STATED PROBLEM: Can you quote the records below in full, word for word?

══════

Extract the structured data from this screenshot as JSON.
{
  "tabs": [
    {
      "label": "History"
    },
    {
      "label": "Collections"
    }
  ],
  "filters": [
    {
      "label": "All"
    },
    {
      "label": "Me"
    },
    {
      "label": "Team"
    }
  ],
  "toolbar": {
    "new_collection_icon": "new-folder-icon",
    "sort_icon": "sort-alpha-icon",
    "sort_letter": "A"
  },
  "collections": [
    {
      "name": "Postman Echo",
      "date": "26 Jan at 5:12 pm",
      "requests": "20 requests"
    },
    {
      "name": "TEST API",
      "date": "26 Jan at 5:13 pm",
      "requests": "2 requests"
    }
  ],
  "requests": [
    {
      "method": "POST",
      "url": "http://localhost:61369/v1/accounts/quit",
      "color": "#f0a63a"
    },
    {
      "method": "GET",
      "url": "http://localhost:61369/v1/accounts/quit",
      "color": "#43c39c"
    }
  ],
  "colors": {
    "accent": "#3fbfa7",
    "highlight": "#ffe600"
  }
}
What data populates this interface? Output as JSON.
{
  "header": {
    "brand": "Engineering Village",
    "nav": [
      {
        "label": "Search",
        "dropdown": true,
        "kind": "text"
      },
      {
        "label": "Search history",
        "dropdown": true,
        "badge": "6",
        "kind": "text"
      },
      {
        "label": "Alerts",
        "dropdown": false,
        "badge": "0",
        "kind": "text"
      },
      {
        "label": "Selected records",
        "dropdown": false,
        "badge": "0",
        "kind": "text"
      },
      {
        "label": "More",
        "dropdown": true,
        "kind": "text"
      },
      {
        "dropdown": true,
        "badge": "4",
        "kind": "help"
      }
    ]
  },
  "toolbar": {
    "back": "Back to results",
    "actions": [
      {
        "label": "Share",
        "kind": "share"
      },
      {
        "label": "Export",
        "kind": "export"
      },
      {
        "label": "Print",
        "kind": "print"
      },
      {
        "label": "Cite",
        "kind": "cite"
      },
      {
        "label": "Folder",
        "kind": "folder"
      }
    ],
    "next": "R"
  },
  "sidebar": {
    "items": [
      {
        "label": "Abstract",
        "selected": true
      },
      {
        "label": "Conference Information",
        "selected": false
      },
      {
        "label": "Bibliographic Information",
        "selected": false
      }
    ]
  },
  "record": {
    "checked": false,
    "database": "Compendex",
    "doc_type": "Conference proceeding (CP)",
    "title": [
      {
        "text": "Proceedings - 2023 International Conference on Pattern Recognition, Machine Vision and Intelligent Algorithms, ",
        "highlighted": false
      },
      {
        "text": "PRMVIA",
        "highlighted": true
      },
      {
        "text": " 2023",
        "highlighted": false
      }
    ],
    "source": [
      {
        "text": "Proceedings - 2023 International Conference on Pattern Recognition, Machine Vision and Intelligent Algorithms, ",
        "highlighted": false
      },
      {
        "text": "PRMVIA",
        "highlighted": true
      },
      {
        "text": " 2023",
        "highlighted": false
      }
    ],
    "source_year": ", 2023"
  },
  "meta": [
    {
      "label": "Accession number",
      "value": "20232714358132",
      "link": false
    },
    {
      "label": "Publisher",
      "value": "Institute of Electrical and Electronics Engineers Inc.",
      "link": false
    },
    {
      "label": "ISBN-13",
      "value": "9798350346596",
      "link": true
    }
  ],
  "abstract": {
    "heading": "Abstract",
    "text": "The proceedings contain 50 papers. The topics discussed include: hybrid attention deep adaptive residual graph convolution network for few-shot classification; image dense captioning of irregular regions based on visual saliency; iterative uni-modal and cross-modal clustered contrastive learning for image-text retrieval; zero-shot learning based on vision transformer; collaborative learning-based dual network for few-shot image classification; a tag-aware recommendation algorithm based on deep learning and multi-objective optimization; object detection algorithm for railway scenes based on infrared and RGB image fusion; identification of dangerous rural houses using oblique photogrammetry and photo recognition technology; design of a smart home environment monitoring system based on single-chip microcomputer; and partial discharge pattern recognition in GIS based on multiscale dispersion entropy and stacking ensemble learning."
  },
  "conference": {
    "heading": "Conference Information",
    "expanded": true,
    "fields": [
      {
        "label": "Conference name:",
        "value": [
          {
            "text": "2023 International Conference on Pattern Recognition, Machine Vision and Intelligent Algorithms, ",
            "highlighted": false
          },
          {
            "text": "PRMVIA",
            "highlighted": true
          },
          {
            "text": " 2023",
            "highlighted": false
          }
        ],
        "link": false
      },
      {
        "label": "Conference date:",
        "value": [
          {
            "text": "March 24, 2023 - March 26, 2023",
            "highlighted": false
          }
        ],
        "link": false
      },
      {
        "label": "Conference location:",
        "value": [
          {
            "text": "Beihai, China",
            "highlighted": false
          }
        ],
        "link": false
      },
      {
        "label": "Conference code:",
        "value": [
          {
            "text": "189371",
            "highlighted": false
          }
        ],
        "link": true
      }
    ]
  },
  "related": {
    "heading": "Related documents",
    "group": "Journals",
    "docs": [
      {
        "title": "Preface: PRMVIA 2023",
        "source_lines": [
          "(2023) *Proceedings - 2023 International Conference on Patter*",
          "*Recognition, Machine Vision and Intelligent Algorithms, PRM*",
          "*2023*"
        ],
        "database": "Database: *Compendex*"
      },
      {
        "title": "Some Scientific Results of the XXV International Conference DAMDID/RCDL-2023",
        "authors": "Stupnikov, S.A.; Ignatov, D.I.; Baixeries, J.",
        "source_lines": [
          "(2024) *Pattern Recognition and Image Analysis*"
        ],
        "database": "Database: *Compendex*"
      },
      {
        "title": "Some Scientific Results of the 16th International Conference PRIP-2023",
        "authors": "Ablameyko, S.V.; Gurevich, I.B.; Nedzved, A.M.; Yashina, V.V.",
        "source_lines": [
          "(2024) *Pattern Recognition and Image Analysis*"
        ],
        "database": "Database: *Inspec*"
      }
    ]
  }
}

══════

RESULT OF THE EXERCISE:
Extract the structured data from this screenshot as JSON.
{
  "tabs": [
    {
      "label": "History"
    },
    {
      "label": "Collections"
    }
  ],
  "filters": [
    {
      "label": "All"
    },
    {
      "label": "Me"
    },
    {
      "label": "Team"
    }
  ],
  "toolbar": {
    "new_collection_icon": "new-folder-icon",
    "sort_icon": "sort-alpha-icon",
    "sort_letter": "A"
  },
  "collections": [
    {
      "name": "Postman Echo",
      "date": "26 Jan at 5:12 pm",
      "requests": "20 requests"
    },
    {
      "name": "TEST API",
      "date": "26 Jan at 5:13 pm",
      "requests": "2 requests"
    }
  ],
  "requests": [
    {
      "method": "POST",
      "url": "http://localhost:61369/v1/accounts/quit",
      "color": "#f0a63a"
    },
    {
      "method": "GET",
      "url": "http://localhost:61369/v1/accounts/quit",
      "color": "#43c39c"
    }
  ],
  "colors": {
    "accent": "#3fbfa7",
    "highlight": "#ffe600"
  }
}
What data populates this interface? Output as JSON.
{
  "header": {
    "brand": "Engineering Village",
    "nav": [
      {
        "label": "Search",
        "dropdown": true,
        "kind": "text"
      },
      {
        "label": "Search history",
        "dropdown": true,
        "badge": "6",
        "kind": "text"
      },
      {
        "label": "Alerts",
        "dropdown": false,
        "badge": "0",
        "kind": "text"
      },
      {
        "label": "Selected records",
        "dropdown": false,
        "badge": "0",
        "kind": "text"
      },
      {
        "label": "More",
        "dropdown": true,
        "kind": "text"
      },
      {
        "dropdown": true,
        "badge": "4",
        "kind": "help"
      }
    ]
  },
  "toolbar": {
    "back": "Back to results",
    "actions": [
      {
        "label": "Share",
        "kind": "share"
      },
      {
        "label": "Export",
        "kind": "export"
      },
      {
        "label": "Print",
        "kind": "print"
      },
      {
        "label": "Cite",
        "kind": "cite"
      },
      {
        "label": "Folder",
        "kind": "folder"
      }
    ],
    "next": "R"
  },
  "sidebar": {
    "items": [
      {
        "label": "Abstract",
        "selected": true
      },
      {
        "label": "Conference Information",
        "selected": false
      },
      {
        "label": "Bibliographic Information",
        "selected": false
      }
    ]
  },
  "record": {
    "checked": false,
    "database": "Compendex",
    "doc_type": "Conference proceeding (CP)",
    "title": [
      {
        "text": "Proceedings - 2023 International Conference on Pattern Recognition, Machine Vision and Intelligent Algorithms, ",
        "highlighted": false
      },
      {
        "text": "PRMVIA",
        "highlighted": true
      },
      {
        "text": " 2023",
        "highlighted": false
      }
    ],
    "source": [
      {
        "text": "Proceedings - 2023 International Conference on Pattern Recognition, Machine Vision and Intelligent Algorithms, ",
        "highlighted": false
      },
      {
        "text": "PRMVIA",
        "highlighted": true
      },
      {
        "text": " 2023",
        "highlighted": false
      }
    ],
    "source_year": ", 2023"
  },
  "meta": [
    {
      "label": "Accession number",
      "value": "20232714358132",
      "link": false
    },
    {
      "label": "Publisher",
      "value": "Institute of Electrical and Electronics Engineers Inc.",
      "link": false
    },
    {
      "label": "ISBN-13",
      "value": "9798350346596",
      "link": true
    }
  ],
  "abstract": {
    "heading": "Abstract",
    "text": "The proceedings contain 50 papers. The topics discussed include: hybrid attention deep adaptive residual graph convolution network for few-shot classification; image dense captioning of irregular regions based on visual saliency; iterative uni-modal and cross-modal clustered contrastive learning for image-text retrieval; zero-shot learning based on vision transformer; collaborative learning-based dual network for few-shot image classification; a tag-aware recommendation algorithm based on deep learning and multi-objective optimization; object detection algorithm for railway scenes based on infrared and RGB image fusion; identification of dangerous rural houses using oblique photogrammetry and photo recognition technology; design of a smart home environment monitoring system based on single-chip microcomputer; and partial discharge pattern recognition in GIS based on multiscale dispersion entropy and stacking ensemble learning."
  },
  "conference": {
    "heading": "Conference Information",
    "expanded": true,
    "fields": [
      {
        "label": "Conference name:",
        "value": [
          {
            "text": "2023 International Conference on Pattern Recognition, Machine Vision and Intelligent Algorithms, ",
            "highlighted": false
          },
          {
            "text": "PRMVIA",
            "highlighted": true
          },
          {
            "text": " 2023",
            "highlighted": false
          }
        ],
        "link": false
      },
      {
        "label": "Conference date:",
        "value": [
          {
            "text": "March 24, 2023 - March 26, 2023",
            "highlighted": false
          }
        ],
        "link": false
      },
      {
        "label": "Conference location:",
        "value": [
          {
            "text": "Beihai, China",
            "highlighted": false
          }
        ],
        "link": false
      },
      {
        "label": "Conference code:",
        "value": [
          {
            "text": "189371",
            "highlighted": false
          }
        ],
        "link": true
      }
    ]
  },
  "related": {
    "heading": "Related documents",
    "group": "Journals",
    "docs": [
      {
        "title": "Preface: PRMVIA 2023",
        "source_lines": [
          "(2023) *Proceedings - 2023 International Conference on Patter*",
          "*Recognition, Machine Vision and Intelligent Algorithms, PRM*",
          "*2023*"
        ],
        "database": "Database: *Compendex*"
      },
      {
        "title": "Some Scientific Results of the XXV International Conference DAMDID/RCDL-2023",
        "authors": "Stupnikov, S.A.; Ignatov, D.I.; Baixeries, J.",
        "source_lines": [
          "(2024) *Pattern Recognition and Image Analysis*"
        ],
        "database": "Database: *Compendex*"
      },
      {
        "title": "Some Scientific Results of the 16th International Conference PRIP-2023",
        "authors": "Ablameyko, S.V.; Gurevich, I.B.; Nedzved, A.M.; Yashina, V.V.",
        "source_lines": [
          "(2024) *Pattern Recognition and Image Analysis*"
        ],
        "database": "Database: *Inspec*"
      }
    ]
  }
}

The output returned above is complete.